--- Start RECORDS FOR THE EXERCISE ---

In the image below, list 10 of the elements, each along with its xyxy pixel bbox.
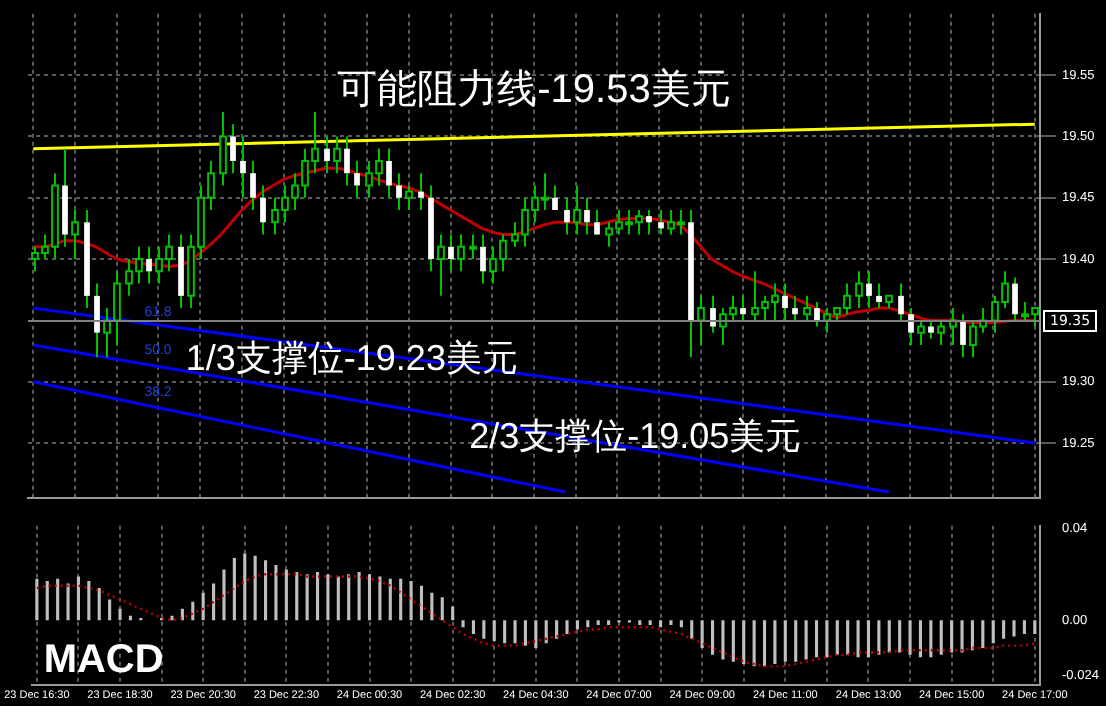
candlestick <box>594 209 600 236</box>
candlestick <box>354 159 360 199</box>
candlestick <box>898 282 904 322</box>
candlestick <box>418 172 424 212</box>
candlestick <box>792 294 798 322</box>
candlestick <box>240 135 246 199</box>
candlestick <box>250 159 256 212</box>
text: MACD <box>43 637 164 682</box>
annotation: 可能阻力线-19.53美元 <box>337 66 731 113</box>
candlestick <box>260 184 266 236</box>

--- End RECORDS FOR THE EXERCISE ---
--- Start RECORDS FOR THE EXERCISE ---

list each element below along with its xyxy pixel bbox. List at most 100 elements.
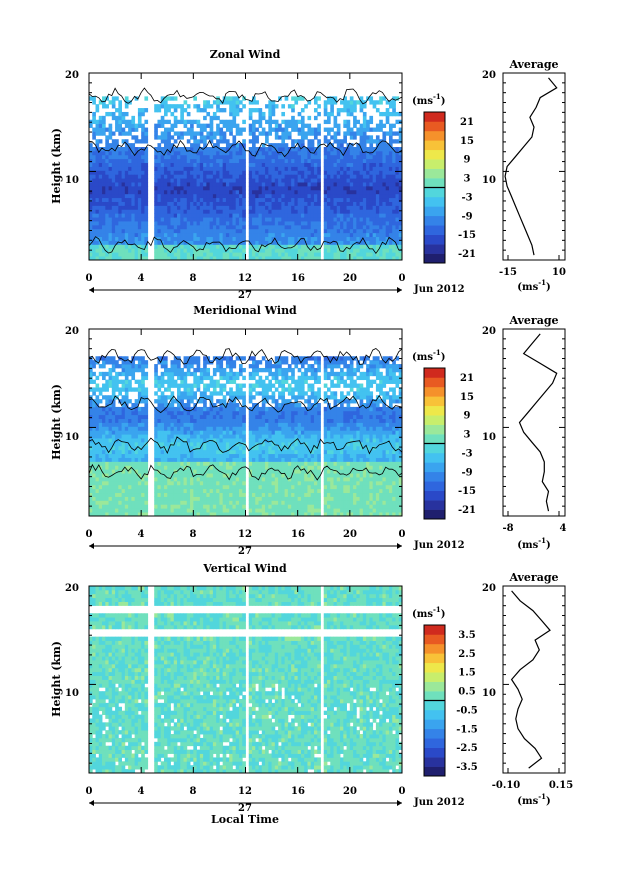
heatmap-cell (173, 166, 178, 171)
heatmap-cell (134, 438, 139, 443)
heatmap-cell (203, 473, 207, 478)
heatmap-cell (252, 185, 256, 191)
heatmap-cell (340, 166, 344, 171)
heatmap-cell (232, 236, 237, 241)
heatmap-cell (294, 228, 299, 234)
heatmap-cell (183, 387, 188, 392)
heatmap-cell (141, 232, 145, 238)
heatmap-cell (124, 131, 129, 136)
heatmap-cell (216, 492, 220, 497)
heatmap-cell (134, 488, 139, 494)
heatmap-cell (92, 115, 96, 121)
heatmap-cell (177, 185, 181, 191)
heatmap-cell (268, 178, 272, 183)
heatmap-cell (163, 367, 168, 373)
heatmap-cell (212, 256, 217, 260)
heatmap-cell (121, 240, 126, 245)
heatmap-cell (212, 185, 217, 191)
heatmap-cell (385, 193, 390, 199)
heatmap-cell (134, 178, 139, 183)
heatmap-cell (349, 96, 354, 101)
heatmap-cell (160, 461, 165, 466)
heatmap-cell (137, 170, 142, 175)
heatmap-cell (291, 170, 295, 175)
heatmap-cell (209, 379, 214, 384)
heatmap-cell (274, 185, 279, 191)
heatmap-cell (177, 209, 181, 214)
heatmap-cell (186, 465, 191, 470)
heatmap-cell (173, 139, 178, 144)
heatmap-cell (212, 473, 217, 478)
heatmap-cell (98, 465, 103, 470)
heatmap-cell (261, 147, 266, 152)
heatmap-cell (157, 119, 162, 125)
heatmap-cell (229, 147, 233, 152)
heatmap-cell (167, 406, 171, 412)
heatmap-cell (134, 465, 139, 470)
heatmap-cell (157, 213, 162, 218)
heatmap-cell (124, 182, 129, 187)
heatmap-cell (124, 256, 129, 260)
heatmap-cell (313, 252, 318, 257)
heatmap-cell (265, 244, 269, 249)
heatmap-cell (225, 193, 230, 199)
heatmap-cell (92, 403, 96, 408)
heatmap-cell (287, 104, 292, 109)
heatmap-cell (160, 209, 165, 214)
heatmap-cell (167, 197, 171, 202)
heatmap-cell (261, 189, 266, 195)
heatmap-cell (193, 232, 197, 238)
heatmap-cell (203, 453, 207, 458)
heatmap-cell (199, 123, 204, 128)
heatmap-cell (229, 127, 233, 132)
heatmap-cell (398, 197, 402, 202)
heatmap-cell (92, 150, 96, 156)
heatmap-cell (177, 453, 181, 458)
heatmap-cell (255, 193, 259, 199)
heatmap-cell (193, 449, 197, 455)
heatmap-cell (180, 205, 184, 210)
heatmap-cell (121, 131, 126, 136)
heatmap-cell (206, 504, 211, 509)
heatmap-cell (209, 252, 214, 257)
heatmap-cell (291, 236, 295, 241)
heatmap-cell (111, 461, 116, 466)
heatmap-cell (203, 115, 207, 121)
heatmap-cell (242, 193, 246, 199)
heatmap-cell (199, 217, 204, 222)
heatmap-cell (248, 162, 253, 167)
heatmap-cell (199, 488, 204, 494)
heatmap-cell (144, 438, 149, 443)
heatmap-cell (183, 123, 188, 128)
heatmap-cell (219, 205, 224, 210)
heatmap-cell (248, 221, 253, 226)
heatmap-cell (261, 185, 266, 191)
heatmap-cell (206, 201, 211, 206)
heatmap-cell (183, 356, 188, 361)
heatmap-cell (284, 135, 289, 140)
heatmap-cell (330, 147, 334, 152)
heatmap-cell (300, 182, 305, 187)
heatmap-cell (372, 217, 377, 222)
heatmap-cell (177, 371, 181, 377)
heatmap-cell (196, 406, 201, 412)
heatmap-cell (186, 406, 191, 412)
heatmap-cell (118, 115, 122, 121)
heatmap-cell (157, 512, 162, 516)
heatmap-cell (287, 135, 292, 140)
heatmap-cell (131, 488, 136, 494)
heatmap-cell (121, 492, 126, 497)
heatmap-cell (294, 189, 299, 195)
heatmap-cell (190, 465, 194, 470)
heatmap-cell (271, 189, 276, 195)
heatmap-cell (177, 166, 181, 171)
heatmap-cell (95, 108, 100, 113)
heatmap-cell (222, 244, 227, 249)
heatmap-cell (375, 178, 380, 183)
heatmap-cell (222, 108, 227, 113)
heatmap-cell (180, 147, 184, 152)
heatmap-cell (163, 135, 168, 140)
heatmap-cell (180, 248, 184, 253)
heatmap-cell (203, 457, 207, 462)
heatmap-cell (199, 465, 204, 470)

--- End RECORDS FOR THE EXERCISE ---

● **WHAT THE EXERCISE ASKS**:
Starting at the line of the material that has "list each element" and stopping after the line that has "heatmap-cell (193, 232, 197, 238)", write those lines out again but switch "heatmap-cell" to "grid-cell", leaving everything else the same and omitting the pictures.

● **EXERCISE ANSWER**:
list each element below along with its xyxy pixel bbox. List at most 100 elements.
grid-cell (173, 166, 178, 171)
grid-cell (134, 438, 139, 443)
grid-cell (203, 473, 207, 478)
grid-cell (252, 185, 256, 191)
grid-cell (340, 166, 344, 171)
grid-cell (232, 236, 237, 241)
grid-cell (294, 228, 299, 234)
grid-cell (183, 387, 188, 392)
grid-cell (141, 232, 145, 238)
grid-cell (124, 131, 129, 136)
grid-cell (216, 492, 220, 497)
grid-cell (134, 488, 139, 494)
grid-cell (92, 115, 96, 121)
grid-cell (177, 185, 181, 191)
grid-cell (268, 178, 272, 183)
grid-cell (163, 367, 168, 373)
grid-cell (212, 256, 217, 260)
grid-cell (121, 240, 126, 245)
grid-cell (212, 185, 217, 191)
grid-cell (385, 193, 390, 199)
grid-cell (134, 178, 139, 183)
grid-cell (349, 96, 354, 101)
grid-cell (160, 461, 165, 466)
grid-cell (137, 170, 142, 175)
grid-cell (291, 170, 295, 175)
grid-cell (209, 379, 214, 384)
grid-cell (274, 185, 279, 191)
grid-cell (177, 209, 181, 214)
grid-cell (186, 465, 191, 470)
grid-cell (173, 139, 178, 144)
grid-cell (212, 473, 217, 478)
grid-cell (98, 465, 103, 470)
grid-cell (261, 147, 266, 152)
grid-cell (157, 119, 162, 125)
grid-cell (229, 147, 233, 152)
grid-cell (167, 406, 171, 412)
grid-cell (134, 465, 139, 470)
grid-cell (157, 213, 162, 218)
grid-cell (124, 182, 129, 187)
grid-cell (124, 256, 129, 260)
grid-cell (313, 252, 318, 257)
grid-cell (265, 244, 269, 249)
grid-cell (225, 193, 230, 199)
grid-cell (92, 403, 96, 408)
grid-cell (287, 104, 292, 109)
grid-cell (160, 209, 165, 214)
grid-cell (167, 197, 171, 202)
grid-cell (261, 189, 266, 195)
grid-cell (193, 232, 197, 238)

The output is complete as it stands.